### 取り組む問題:
(1) 食肉センターについての文章によると、加古川市場が見学室を設けたのはいつか。
(2) 食肉センターについての文章で、屠畜・解体の作業が行われる施設の呼び名として挙げられているものを、すべて列挙してください。
(3) 食肉センターについての文章を、最後の文の後から書き進めること。

牛が「肉」になる過程には、屠畜、解体といった作業が必要になります。

屠畜とは簡単に言えば「家畜を殺すこと」です。
牛肉が消費者に届けられるためには、避けては通れない作業です。

この屠畜・解体といった作業が行われるのが「と場・と畜場」。
(屠るという字が常用漢字ではないため、施設の名前は ひらがなで記されます)

「食肉センター」と呼ぶところもあります。

全国で約150カ所ある施設のうち、数カ所は施設内の見学もさせてくれます。

その数少ない見学可能な施設「加古川市場」の事が1月15日付けの「食肉通信」に書かれていました。

業界紙を丸ごと転載するのは、ちょっとまずいだろうと思うので要点のみ。

食肉センターがどういうものかを一般の人は全く知らない中、汚い、暗いというイメージを持つ人もいる。
また職業的な差別意識を持つ人もいる。
隠すことが却って悪い印象を与えているのでは?

どういう仕事をし、どう取り組んでいるかを見てもらい理解してもらうことで、
いかに衛生的に従事しており、大切な仕事だと知って貰えれば。

見学者を受け入れ“見られている”という意識から、従事者たちも自発的に、より衛生に気をつけて取り組むようになった。

H12年度に改築した際に「さらに開かれた市場にしていく必要があるだろう」との考えから見学室を設置。

H18年度に加古川市場を題材にしたドキュメンタリー映画「にくのひと」が話題になったことから、兵庫県は食肉センターの状況や食育問題について情報提供していくために、食肉の安全・安心を啓発するDVDを製作。

### 保存データ:
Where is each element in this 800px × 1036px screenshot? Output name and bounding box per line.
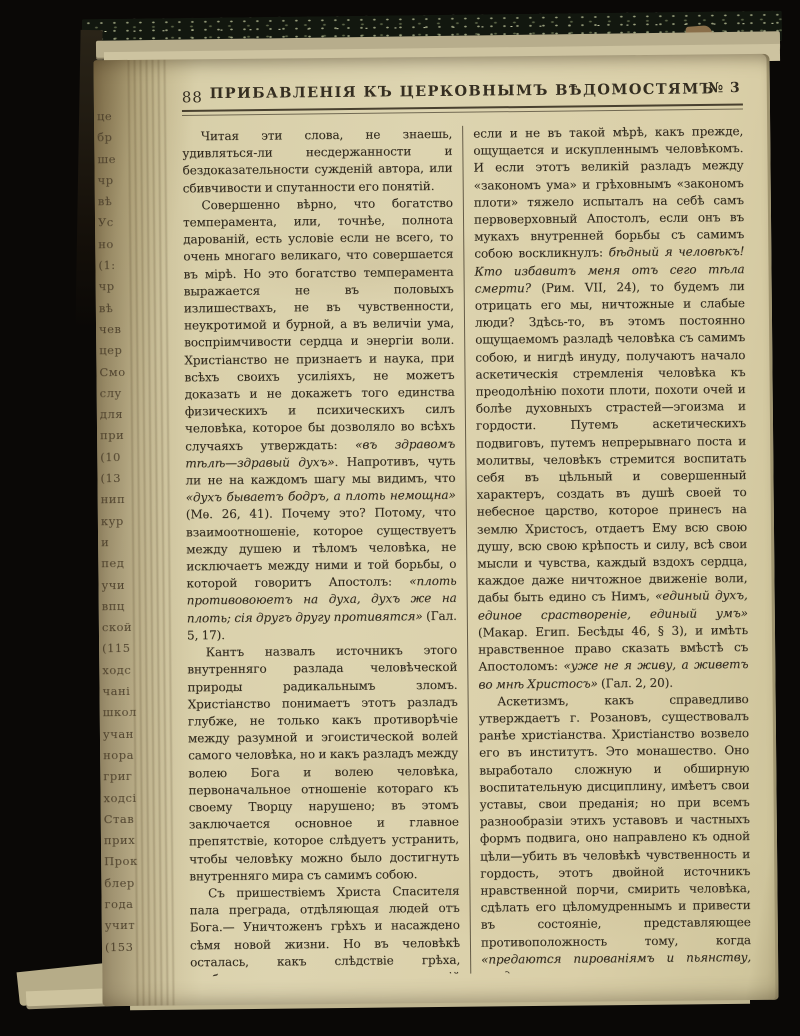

### 解いた問題:
(1) H12年度に改築した際。

(2) と場、と畜場、食肉センター

(3)
こういった取り組みから見学者は増加。現在は年間約1千名が訪れている。

見学者は、学生や教師、教育委員会、僧職関係、調理師専門学校生、自衛隊員、人権問題関連で一般企業関係者も。また、部分肉取引が主流になったため食肉業者の見学も多い。

見学室ではノッキングから放血、内臓摘出などオンレール方式による処理過程の様子を見ることができる。
放血など刺激の強い工程は見学窓を別に分けている。

その後、必要であればDVDの鑑賞、質疑応答の場も設けている。

見学者の声としては

貴重な体験をすることができた
レールによると畜作業が想像以上に衛生的だった
働いている人には感謝しなければならない
改めて命を頂いているということを実感した

中には残酷だという意見も

見学にあたっては加古川食肉産業協同組合事務所に申込み(見学は団体のみ)
見学目的などに問題がなければ、当日、兵庫県食肉検査センターの担当者が場内を案内する。

以上

記事の中の理事長の言葉

「生産と消費が分離してしまい、国内の農業が生活の基盤としてあることが忘れられてしまっている。見学への取り組みがそういった隔たりを解消するきっかけになれば」

確かに生産者と消費者が遠くになりすぎてる感はいなめません。
「牛肉が牛だった」という事も、牛を実際に見たことも触ったこともない人からすれば
なかなか結びつかない遠い世界の事なんですよね。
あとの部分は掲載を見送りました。